§ Exercise brief: Extract every line below, verbatim.

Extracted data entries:
▼

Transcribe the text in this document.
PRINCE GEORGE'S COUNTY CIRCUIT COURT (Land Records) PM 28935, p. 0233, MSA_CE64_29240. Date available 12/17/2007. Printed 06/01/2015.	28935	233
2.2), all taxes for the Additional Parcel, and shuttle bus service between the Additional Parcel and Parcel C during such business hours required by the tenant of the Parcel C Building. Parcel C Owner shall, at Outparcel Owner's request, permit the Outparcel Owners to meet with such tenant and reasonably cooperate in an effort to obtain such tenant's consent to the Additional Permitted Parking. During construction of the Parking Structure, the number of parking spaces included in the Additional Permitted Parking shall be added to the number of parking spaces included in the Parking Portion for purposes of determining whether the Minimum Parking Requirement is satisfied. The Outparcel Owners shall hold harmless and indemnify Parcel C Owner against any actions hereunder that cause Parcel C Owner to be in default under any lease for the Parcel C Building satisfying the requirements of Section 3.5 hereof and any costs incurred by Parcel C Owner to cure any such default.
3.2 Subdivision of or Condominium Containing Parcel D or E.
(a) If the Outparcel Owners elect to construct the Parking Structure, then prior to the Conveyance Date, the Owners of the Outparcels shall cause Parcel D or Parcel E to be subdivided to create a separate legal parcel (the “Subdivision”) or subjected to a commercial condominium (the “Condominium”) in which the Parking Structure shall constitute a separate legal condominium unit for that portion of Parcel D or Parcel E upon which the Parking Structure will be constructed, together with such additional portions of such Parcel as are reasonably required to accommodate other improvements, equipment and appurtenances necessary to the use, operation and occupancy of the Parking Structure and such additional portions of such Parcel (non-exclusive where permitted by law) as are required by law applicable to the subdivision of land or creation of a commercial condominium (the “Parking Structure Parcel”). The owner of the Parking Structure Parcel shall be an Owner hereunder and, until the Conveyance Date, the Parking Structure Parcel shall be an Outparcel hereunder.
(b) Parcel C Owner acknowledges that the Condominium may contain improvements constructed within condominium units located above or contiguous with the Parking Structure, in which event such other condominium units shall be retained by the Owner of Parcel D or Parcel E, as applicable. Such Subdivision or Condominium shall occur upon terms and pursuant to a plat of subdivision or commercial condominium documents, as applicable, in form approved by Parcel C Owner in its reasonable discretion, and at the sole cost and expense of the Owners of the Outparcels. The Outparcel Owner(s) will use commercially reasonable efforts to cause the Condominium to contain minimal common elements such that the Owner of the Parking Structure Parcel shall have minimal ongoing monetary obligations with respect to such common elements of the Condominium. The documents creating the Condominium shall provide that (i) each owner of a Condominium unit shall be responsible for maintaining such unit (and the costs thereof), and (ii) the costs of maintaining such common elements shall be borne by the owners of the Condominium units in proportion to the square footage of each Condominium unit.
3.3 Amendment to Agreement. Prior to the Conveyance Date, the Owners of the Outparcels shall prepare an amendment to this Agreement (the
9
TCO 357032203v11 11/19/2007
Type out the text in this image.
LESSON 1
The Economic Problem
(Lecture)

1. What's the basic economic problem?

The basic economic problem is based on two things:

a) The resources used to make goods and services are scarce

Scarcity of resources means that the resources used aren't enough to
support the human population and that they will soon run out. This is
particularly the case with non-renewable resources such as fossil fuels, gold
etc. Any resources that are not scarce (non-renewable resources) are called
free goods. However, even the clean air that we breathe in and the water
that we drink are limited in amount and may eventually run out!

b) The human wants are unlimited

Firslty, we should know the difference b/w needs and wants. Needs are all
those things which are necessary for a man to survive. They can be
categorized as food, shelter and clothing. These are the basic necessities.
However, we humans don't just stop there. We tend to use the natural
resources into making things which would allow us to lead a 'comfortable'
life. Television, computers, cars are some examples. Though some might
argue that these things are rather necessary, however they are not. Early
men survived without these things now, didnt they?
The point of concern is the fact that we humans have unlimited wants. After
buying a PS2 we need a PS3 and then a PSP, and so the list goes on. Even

▲

§ Finished answer:
Transcribe the text in this document.
PRINCE GEORGE'S COUNTY CIRCUIT COURT (Land Records) PM 28935, p. 0233, MSA_CE64_29240. Date available 12/17/2007. Printed 06/01/2015.	28935	233
2.2), all taxes for the Additional Parcel, and shuttle bus service between the Additional Parcel and Parcel C during such business hours required by the tenant of the Parcel C Building. Parcel C Owner shall, at Outparcel Owner's request, permit the Outparcel Owners to meet with such tenant and reasonably cooperate in an effort to obtain such tenant's consent to the Additional Permitted Parking. During construction of the Parking Structure, the number of parking spaces included in the Additional Permitted Parking shall be added to the number of parking spaces included in the Parking Portion for purposes of determining whether the Minimum Parking Requirement is satisfied. The Outparcel Owners shall hold harmless and indemnify Parcel C Owner against any actions hereunder that cause Parcel C Owner to be in default under any lease for the Parcel C Building satisfying the requirements of Section 3.5 hereof and any costs incurred by Parcel C Owner to cure any such default.
3.2 Subdivision of or Condominium Containing Parcel D or E.
(a) If the Outparcel Owners elect to construct the Parking Structure, then prior to the Conveyance Date, the Owners of the Outparcels shall cause Parcel D or Parcel E to be subdivided to create a separate legal parcel (the “Subdivision”) or subjected to a commercial condominium (the “Condominium”) in which the Parking Structure shall constitute a separate legal condominium unit for that portion of Parcel D or Parcel E upon which the Parking Structure will be constructed, together with such additional portions of such Parcel as are reasonably required to accommodate other improvements, equipment and appurtenances necessary to the use, operation and occupancy of the Parking Structure and such additional portions of such Parcel (non-exclusive where permitted by law) as are required by law applicable to the subdivision of land or creation of a commercial condominium (the “Parking Structure Parcel”). The owner of the Parking Structure Parcel shall be an Owner hereunder and, until the Conveyance Date, the Parking Structure Parcel shall be an Outparcel hereunder.
(b) Parcel C Owner acknowledges that the Condominium may contain improvements constructed within condominium units located above or contiguous with the Parking Structure, in which event such other condominium units shall be retained by the Owner of Parcel D or Parcel E, as applicable. Such Subdivision or Condominium shall occur upon terms and pursuant to a plat of subdivision or commercial condominium documents, as applicable, in form approved by Parcel C Owner in its reasonable discretion, and at the sole cost and expense of the Owners of the Outparcels. The Outparcel Owner(s) will use commercially reasonable efforts to cause the Condominium to contain minimal common elements such that the Owner of the Parking Structure Parcel shall have minimal ongoing monetary obligations with respect to such common elements of the Condominium. The documents creating the Condominium shall provide that (i) each owner of a Condominium unit shall be responsible for maintaining such unit (and the costs thereof), and (ii) the costs of maintaining such common elements shall be borne by the owners of the Condominium units in proportion to the square footage of each Condominium unit.
3.3 Amendment to Agreement. Prior to the Conveyance Date, the Owners of the Outparcels shall prepare an amendment to this Agreement (the
9
TCO 357032203v11 11/19/2007
Type out the text in this image.
LESSON 1
The Economic Problem
(Lecture)

1. What's the basic economic problem?

The basic economic problem is based on two things:

a) The resources used to make goods and services are scarce

Scarcity of resources means that the resources used aren't enough to
support the human population and that they will soon run out. This is
particularly the case with non-renewable resources such as fossil fuels, gold
etc. Any resources that are not scarce (non-renewable resources) are called
free goods. However, even the clean air that we breathe in and the water
that we drink are limited in amount and may eventually run out!

b) The human wants are unlimited

Firslty, we should know the difference b/w needs and wants. Needs are all
those things which are necessary for a man to survive. They can be
categorized as food, shelter and clothing. These are the basic necessities.
However, we humans don't just stop there. We tend to use the natural
resources into making things which would allow us to lead a 'comfortable'
life. Television, computers, cars are some examples. Though some might
argue that these things are rather necessary, however they are not. Early
men survived without these things now, didnt they?
The point of concern is the fact that we humans have unlimited wants. After
buying a PS2 we need a PS3 and then a PSP, and so the list goes on. Even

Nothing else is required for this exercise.